• What is asked:
Collect each line holding the string "Early".

__________

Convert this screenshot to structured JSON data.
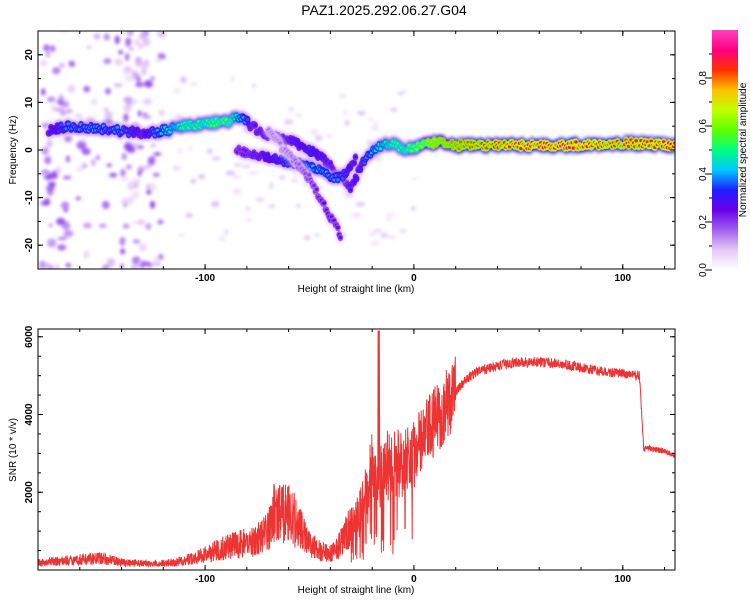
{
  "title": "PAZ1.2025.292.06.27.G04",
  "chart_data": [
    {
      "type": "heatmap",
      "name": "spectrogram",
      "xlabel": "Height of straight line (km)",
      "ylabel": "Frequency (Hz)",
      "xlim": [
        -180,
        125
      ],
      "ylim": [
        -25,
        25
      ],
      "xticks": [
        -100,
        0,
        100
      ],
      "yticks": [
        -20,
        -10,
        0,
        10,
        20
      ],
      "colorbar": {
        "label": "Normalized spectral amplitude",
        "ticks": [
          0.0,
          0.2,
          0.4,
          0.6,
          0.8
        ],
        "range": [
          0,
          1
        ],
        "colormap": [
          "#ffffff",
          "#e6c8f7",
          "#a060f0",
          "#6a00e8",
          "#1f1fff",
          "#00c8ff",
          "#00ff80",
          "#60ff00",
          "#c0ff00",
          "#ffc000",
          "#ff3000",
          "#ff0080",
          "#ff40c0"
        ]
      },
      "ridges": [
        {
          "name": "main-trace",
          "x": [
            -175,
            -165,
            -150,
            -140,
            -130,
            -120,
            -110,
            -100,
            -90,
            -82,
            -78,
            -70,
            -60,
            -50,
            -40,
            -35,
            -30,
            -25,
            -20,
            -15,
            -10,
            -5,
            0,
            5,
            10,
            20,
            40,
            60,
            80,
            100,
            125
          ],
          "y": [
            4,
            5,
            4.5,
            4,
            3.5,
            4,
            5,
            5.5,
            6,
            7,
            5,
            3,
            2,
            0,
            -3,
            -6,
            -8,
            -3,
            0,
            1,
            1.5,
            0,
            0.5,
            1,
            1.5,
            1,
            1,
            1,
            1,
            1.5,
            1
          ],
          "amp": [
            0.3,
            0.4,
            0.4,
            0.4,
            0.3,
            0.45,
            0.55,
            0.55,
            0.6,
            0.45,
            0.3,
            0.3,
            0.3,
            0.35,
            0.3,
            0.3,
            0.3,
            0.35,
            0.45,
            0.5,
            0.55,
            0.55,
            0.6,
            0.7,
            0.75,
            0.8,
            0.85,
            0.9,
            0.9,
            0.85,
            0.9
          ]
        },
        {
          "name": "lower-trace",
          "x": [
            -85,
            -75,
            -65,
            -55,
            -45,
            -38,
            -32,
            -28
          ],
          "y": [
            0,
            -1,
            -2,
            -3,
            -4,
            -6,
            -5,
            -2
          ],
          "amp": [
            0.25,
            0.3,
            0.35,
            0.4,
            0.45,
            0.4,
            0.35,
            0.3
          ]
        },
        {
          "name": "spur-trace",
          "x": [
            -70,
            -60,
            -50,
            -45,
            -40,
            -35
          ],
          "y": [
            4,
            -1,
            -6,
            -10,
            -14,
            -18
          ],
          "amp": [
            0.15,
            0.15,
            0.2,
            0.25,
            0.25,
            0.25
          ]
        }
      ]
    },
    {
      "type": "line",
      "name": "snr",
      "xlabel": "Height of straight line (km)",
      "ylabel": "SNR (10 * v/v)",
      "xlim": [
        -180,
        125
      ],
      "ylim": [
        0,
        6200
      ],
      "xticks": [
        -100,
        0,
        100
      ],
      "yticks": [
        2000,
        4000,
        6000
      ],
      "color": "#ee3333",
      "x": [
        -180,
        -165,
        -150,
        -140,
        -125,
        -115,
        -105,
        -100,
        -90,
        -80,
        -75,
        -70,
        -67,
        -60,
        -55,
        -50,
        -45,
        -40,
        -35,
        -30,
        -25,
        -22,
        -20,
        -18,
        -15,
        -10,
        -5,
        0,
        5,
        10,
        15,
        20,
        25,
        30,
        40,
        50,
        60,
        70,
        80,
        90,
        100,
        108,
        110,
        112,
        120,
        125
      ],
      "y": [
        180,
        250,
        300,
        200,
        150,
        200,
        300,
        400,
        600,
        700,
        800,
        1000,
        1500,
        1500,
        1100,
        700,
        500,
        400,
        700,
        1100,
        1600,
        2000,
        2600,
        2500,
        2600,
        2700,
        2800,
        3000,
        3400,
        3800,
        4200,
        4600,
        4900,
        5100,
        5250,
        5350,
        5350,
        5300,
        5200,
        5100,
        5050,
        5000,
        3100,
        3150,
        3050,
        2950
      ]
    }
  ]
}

__________

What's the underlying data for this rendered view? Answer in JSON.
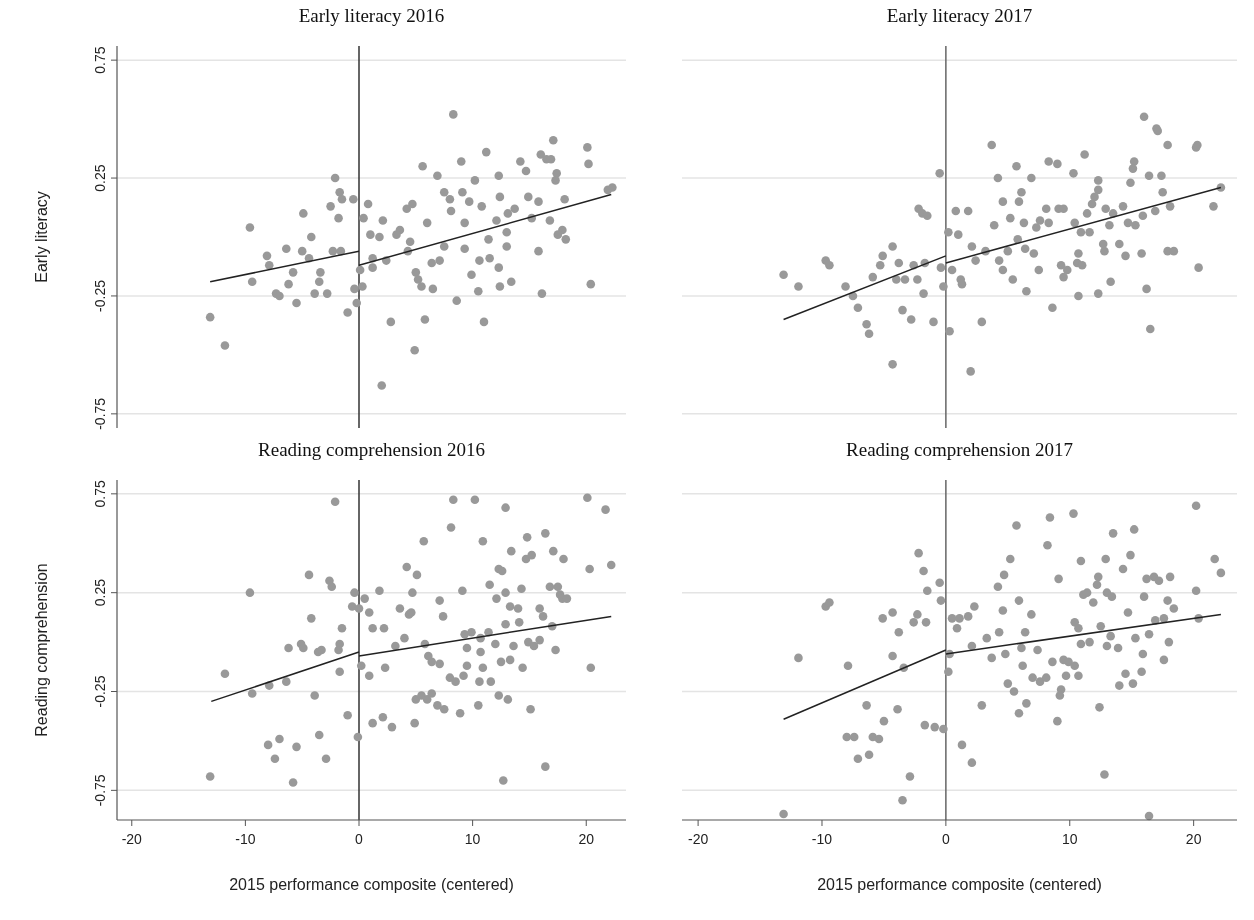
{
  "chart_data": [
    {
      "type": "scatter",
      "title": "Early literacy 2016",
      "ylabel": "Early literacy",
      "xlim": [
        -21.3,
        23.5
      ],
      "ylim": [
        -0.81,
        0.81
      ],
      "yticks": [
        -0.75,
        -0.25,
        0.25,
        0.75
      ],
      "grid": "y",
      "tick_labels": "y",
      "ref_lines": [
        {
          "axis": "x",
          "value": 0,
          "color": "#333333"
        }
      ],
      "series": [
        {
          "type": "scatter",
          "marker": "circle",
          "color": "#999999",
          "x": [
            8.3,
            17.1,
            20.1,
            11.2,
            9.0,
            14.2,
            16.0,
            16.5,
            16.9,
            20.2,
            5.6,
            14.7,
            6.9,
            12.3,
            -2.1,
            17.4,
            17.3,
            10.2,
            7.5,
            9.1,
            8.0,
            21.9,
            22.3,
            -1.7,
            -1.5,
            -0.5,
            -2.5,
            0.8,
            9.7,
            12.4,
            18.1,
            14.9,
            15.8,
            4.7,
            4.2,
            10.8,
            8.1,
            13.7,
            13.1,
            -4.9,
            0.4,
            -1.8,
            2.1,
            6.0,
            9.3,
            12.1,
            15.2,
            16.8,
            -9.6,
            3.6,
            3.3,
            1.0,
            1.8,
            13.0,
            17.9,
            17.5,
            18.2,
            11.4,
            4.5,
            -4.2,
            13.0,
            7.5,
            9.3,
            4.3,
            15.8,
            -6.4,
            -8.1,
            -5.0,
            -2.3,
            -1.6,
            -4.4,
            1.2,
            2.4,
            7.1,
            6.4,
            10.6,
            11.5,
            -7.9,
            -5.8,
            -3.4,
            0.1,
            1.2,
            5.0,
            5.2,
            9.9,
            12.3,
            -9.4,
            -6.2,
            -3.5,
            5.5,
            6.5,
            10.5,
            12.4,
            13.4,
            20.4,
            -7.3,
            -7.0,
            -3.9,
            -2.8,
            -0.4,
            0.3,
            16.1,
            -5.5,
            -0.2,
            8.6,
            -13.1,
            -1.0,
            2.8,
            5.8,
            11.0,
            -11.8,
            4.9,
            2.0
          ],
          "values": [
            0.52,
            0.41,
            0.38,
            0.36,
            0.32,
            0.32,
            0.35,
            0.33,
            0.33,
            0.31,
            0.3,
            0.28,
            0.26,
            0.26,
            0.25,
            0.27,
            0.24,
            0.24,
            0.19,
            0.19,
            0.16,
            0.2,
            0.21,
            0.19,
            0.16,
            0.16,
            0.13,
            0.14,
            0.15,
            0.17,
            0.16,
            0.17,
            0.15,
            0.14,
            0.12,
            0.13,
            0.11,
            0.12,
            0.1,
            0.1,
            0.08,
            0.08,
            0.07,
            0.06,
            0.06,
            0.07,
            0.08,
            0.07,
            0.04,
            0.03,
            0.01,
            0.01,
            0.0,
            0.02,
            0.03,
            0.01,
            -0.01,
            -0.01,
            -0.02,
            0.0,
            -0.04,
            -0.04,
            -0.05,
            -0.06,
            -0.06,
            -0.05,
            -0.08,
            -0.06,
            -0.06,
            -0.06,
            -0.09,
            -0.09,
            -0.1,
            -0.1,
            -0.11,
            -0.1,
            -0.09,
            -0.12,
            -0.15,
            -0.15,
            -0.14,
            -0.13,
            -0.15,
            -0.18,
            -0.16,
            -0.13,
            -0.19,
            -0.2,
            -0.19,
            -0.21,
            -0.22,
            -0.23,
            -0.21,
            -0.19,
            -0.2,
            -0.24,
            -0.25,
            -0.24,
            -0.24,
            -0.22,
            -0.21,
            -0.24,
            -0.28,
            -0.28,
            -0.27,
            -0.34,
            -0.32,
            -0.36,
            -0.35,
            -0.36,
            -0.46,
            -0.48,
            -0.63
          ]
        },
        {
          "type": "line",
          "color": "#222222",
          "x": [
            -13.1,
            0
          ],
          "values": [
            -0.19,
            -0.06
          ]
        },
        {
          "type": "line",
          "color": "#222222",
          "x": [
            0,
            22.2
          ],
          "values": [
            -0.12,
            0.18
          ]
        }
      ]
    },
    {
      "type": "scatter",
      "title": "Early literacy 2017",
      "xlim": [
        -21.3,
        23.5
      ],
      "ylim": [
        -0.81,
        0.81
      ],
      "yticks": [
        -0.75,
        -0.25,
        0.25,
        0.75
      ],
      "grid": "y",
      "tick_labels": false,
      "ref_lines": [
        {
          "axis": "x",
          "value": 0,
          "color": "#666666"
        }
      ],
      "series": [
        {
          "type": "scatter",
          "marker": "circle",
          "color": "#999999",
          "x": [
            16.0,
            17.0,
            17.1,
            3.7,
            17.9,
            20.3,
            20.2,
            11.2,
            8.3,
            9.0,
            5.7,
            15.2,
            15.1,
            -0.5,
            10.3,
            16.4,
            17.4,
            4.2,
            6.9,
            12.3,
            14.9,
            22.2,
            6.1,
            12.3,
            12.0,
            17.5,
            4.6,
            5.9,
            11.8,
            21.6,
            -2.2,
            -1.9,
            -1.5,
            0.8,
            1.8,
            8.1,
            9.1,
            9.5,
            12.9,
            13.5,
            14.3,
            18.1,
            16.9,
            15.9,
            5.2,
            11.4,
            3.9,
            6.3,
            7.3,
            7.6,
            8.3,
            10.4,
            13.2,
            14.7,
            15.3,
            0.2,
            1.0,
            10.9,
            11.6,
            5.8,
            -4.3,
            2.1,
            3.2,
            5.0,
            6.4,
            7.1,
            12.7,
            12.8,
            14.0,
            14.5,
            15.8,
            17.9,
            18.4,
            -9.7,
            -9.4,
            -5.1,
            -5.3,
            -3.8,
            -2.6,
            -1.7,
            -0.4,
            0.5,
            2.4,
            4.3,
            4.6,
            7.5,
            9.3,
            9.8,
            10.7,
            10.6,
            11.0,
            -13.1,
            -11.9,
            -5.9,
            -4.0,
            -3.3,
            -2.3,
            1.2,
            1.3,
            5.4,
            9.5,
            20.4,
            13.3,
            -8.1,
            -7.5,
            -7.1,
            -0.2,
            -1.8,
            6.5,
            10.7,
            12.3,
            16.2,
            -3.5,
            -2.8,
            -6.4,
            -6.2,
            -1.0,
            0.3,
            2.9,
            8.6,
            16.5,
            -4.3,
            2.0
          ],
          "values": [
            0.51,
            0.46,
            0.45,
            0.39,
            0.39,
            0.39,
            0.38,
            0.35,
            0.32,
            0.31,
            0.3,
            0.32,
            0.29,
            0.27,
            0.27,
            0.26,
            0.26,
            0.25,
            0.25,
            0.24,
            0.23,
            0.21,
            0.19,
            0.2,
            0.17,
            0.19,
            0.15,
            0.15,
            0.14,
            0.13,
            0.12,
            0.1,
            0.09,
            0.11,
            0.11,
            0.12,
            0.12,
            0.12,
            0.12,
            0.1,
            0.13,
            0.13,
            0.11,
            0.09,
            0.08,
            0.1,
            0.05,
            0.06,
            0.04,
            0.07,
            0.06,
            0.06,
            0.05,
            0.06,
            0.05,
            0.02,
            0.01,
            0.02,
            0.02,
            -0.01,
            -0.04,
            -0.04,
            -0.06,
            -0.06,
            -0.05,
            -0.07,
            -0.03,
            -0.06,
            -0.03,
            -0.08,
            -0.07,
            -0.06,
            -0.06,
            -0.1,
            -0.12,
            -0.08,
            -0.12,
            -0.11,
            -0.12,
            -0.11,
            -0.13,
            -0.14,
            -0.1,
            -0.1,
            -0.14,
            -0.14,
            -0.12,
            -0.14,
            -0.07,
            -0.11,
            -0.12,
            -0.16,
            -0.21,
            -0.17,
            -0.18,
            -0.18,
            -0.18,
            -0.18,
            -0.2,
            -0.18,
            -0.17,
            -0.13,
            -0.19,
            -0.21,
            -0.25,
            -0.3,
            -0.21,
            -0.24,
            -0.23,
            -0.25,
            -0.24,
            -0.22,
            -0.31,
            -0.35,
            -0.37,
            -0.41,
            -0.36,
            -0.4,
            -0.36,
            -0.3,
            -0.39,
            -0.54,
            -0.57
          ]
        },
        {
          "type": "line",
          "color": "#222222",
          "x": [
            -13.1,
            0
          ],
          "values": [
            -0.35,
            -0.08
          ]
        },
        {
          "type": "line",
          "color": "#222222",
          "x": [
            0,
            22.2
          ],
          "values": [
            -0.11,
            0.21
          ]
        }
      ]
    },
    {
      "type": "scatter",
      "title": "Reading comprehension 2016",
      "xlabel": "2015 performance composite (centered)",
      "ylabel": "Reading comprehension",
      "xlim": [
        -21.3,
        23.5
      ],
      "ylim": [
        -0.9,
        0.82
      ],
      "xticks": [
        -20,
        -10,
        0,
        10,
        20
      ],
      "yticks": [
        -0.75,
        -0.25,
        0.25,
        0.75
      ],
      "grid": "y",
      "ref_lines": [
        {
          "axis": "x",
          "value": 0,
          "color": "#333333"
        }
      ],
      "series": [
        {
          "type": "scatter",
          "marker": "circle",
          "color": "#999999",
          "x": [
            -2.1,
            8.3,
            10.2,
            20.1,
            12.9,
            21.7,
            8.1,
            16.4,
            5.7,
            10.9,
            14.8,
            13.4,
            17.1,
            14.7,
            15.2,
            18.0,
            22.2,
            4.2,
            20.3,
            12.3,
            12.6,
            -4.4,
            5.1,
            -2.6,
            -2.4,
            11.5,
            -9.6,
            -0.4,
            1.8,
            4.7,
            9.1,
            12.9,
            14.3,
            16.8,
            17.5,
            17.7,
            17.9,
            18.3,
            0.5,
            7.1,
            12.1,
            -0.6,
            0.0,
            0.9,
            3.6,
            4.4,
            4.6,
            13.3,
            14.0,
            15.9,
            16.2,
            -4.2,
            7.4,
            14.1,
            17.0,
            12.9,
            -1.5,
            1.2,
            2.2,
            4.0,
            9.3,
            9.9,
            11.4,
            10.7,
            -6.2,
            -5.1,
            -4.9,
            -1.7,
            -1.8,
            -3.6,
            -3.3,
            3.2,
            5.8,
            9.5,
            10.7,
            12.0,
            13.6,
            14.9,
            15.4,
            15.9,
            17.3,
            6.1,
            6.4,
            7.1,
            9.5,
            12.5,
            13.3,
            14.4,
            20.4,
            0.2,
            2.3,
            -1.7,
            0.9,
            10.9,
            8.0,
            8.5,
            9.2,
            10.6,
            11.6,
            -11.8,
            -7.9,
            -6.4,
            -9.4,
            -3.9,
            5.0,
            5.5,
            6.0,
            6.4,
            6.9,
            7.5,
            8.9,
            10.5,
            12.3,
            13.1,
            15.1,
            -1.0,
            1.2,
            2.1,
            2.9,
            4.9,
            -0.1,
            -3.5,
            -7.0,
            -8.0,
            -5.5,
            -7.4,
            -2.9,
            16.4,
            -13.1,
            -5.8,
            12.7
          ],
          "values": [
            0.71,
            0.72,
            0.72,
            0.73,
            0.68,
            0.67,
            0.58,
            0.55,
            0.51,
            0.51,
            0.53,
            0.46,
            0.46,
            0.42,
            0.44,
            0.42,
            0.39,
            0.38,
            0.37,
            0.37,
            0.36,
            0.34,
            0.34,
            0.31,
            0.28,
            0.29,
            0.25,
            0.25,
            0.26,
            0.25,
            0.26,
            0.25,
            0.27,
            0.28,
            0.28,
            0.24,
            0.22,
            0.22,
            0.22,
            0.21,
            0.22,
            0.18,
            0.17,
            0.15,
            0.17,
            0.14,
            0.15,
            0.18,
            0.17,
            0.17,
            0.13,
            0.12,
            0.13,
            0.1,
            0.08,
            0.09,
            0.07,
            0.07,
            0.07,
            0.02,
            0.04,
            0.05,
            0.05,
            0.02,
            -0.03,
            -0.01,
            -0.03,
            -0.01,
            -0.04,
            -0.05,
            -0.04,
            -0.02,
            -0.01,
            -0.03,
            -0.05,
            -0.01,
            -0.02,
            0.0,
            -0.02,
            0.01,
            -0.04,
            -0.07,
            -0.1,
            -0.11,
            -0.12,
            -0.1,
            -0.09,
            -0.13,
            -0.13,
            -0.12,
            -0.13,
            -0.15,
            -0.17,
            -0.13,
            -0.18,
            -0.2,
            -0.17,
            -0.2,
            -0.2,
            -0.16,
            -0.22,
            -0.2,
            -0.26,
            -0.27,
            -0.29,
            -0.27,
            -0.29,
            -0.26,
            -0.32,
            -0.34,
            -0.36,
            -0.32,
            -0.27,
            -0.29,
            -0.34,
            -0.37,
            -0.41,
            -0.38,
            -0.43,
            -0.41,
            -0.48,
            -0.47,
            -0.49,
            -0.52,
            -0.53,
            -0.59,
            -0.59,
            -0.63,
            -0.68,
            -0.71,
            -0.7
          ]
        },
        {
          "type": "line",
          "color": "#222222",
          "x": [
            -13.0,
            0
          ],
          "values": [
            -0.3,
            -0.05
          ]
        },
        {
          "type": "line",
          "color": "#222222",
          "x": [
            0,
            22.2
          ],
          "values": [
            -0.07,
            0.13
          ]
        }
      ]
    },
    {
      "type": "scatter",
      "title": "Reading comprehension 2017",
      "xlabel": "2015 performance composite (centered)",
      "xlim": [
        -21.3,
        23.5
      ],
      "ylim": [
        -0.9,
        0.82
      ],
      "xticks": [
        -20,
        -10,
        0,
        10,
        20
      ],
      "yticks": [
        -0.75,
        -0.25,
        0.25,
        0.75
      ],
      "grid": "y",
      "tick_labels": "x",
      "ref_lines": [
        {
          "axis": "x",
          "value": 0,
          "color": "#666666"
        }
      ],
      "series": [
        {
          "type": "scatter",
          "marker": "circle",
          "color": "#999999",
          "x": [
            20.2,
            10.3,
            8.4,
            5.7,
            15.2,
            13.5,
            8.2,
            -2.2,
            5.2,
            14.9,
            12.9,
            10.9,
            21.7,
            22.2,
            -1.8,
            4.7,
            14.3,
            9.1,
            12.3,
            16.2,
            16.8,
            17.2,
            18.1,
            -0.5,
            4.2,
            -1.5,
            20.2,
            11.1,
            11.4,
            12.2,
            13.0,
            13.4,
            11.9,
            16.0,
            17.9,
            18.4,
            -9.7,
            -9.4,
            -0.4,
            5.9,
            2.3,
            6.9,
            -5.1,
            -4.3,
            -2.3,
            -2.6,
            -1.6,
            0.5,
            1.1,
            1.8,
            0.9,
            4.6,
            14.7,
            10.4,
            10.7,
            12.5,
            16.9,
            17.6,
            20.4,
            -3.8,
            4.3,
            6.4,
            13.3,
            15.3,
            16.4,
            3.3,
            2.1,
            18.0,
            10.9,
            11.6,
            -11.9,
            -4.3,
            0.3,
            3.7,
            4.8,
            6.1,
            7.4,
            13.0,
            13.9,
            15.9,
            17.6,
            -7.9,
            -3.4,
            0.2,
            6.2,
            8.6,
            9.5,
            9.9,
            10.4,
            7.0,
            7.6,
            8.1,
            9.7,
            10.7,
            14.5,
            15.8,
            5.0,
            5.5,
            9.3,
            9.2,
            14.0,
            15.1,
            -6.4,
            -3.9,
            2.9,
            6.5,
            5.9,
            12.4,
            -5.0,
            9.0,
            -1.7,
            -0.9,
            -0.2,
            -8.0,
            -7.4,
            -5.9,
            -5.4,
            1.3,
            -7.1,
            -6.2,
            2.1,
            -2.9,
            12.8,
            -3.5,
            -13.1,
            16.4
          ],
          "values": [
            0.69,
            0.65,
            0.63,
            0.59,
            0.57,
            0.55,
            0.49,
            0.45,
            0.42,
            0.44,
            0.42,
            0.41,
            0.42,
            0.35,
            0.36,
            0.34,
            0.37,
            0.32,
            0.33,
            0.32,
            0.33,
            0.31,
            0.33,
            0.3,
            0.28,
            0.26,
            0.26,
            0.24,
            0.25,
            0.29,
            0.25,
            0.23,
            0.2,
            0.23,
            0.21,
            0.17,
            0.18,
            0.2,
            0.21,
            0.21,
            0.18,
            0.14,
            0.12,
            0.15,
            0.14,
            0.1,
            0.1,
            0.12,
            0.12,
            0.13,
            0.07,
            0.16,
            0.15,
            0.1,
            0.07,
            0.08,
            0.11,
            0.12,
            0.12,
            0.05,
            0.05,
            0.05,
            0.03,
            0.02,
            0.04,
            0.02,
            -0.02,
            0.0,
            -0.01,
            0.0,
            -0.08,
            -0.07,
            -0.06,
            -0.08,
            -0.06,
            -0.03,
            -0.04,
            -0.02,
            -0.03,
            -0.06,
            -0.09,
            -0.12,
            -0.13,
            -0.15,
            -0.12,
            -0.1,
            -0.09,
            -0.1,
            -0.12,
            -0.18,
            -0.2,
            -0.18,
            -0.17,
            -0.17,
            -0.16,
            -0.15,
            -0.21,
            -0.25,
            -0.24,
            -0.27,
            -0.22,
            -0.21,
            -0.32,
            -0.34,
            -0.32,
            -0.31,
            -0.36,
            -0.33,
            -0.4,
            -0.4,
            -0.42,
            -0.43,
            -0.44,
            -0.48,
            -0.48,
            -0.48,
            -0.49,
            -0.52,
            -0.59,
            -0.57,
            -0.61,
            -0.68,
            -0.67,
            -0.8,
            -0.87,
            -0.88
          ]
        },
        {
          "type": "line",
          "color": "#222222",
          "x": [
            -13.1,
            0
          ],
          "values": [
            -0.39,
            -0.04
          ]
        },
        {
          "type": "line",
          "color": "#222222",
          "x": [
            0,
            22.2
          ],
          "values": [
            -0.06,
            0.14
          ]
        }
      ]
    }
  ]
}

__________

• Solution to this task:
      "title": "Early literacy 2016",
      "ylabel": "Early literacy",
      "title": "Early literacy 2017",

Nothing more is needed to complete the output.